TASK BRIEF
From the records below, pull each line that has "business".

ENTRIES SUPPLIED

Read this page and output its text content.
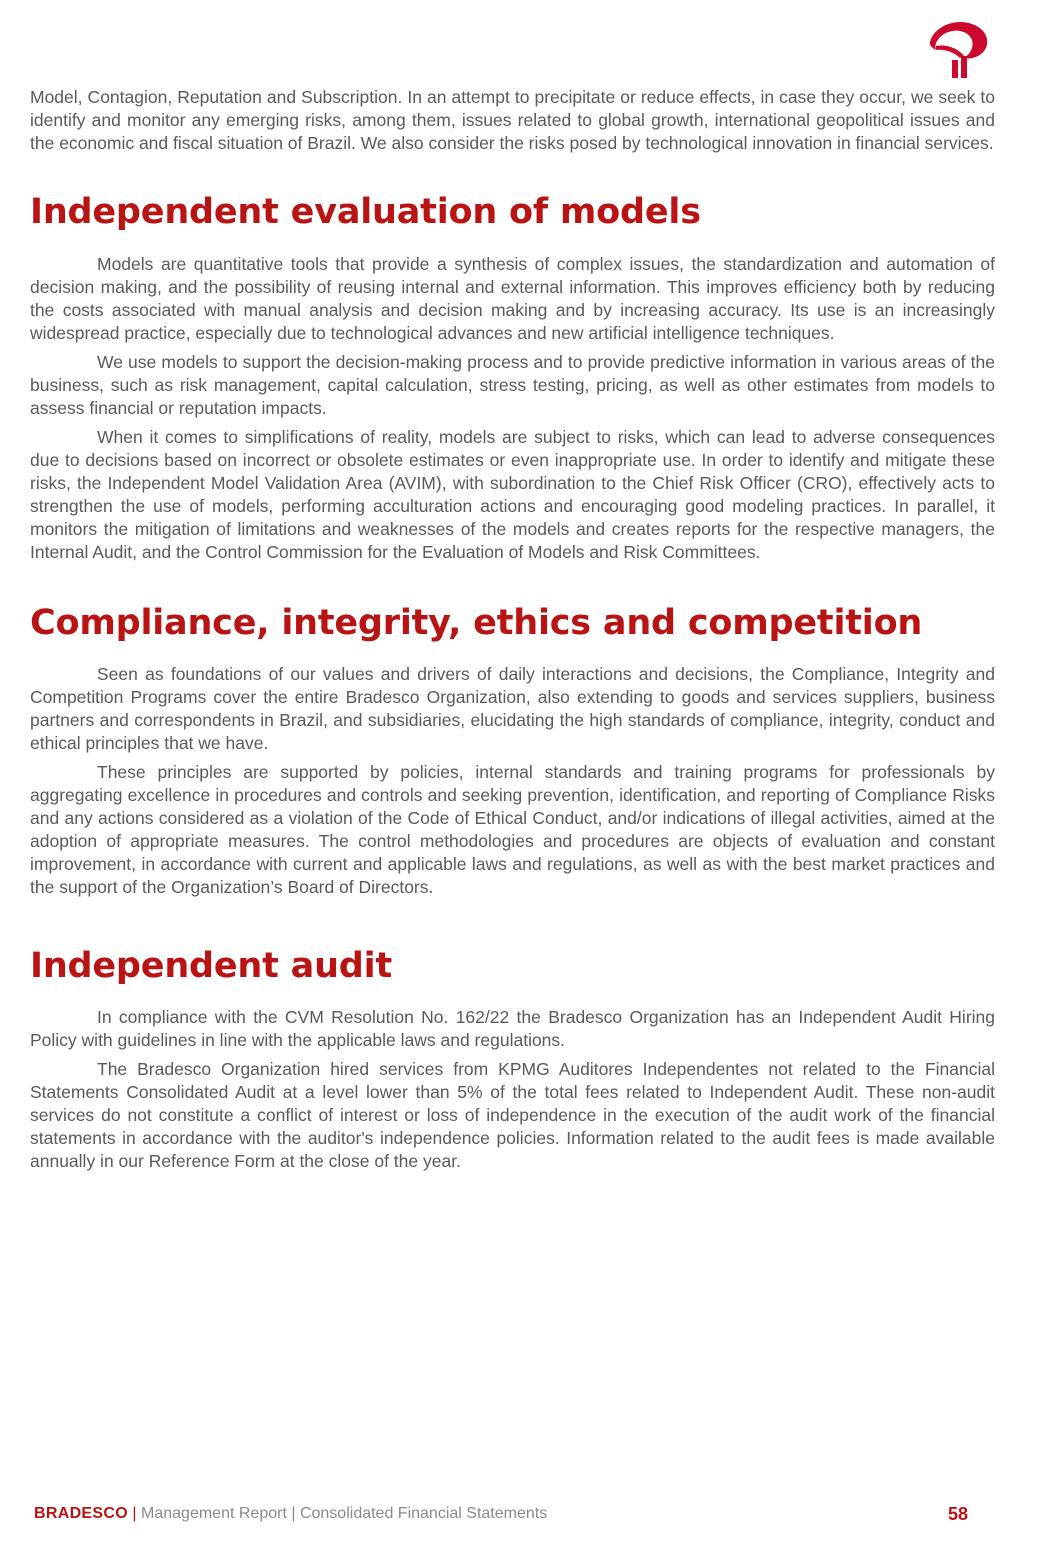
Model, Contagion, Reputation and Subscription. In an attempt to precipitate or reduce effects, in case they occur, we seek to identify and monitor any emerging risks, among them, issues related to global growth, international geopolitical issues and the economic and fiscal situation of Brazil. We also consider the risks posed by technological innovation in financial services.

Independent evaluation of models

Models are quantitative tools that provide a synthesis of complex issues, the standardization and automation of decision making, and the possibility of reusing internal and external information. This improves efficiency both by reducing the costs associated with manual analysis and decision making and by increasing accuracy. Its use is an increasingly widespread practice, especially due to technological advances and new artificial intelligence techniques.

We use models to support the decision-making process and to provide predictive information in various areas of the business, such as risk management, capital calculation, stress testing, pricing, as well as other estimates from models to assess financial or reputation impacts.

When it comes to simplifications of reality, models are subject to risks, which can lead to adverse consequences due to decisions based on incorrect or obsolete estimates or even inappropriate use. In order to identify and mitigate these risks, the Independent Model Validation Area (AVIM), with subordination to the Chief Risk Officer (CRO), effectively acts to strengthen the use of models, performing acculturation actions and encouraging good modeling practices. In parallel, it monitors the mitigation of limitations and weaknesses of the models and creates reports for the respective managers, the Internal Audit, and the Control Commission for the Evaluation of Models and Risk Committees.

Compliance, integrity, ethics and competition

Seen as foundations of our values and drivers of daily interactions and decisions, the Compliance, Integrity and Competition Programs cover the entire Bradesco Organization, also extending to goods and services suppliers, business partners and correspondents in Brazil, and subsidiaries, elucidating the high standards of compliance, integrity, conduct and ethical principles that we have.

These principles are supported by policies, internal standards and training programs for professionals by aggregating excellence in procedures and controls and seeking prevention, identification, and reporting of Compliance Risks and any actions considered as a violation of the Code of Ethical Conduct, and/or indications of illegal activities, aimed at the adoption of appropriate measures. The control methodologies and procedures are objects of evaluation and constant improvement, in accordance with current and applicable laws and regulations, as well as with the best market practices and the support of the Organization’s Board of Directors.

Independent audit

In compliance with the CVM Resolution No. 162/22 the Bradesco Organization has an Independent Audit Hiring Policy with guidelines in line with the applicable laws and regulations.

The Bradesco Organization hired services from KPMG Auditores Independentes not related to the Financial Statements Consolidated Audit at a level lower than 5% of the total fees related to Independent Audit. These non-audit services do not constitute a conflict of interest or loss of independence in the execution of the audit work of the financial statements in accordance with the auditor's independence policies. Information related to the audit fees is made available annually in our Reference Form at the close of the year.

BRADESCO | Management Report | Consolidated Financial Statements	58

THE SOLUTION
We use models to support the decision-making process and to provide predictive information in various areas of the business, such as risk management, capital calculation, stress testing, pricing, as well as other estimates from models to assess financial or reputation impacts.
Seen as foundations of our values and drivers of daily interactions and decisions, the Compliance, Integrity and Competition Programs cover the entire Bradesco Organization, also extending to goods and services suppliers, business partners and correspondents in Brazil, and subsidiaries, elucidating the high standards of compliance, integrity, conduct and ethical principles that we have.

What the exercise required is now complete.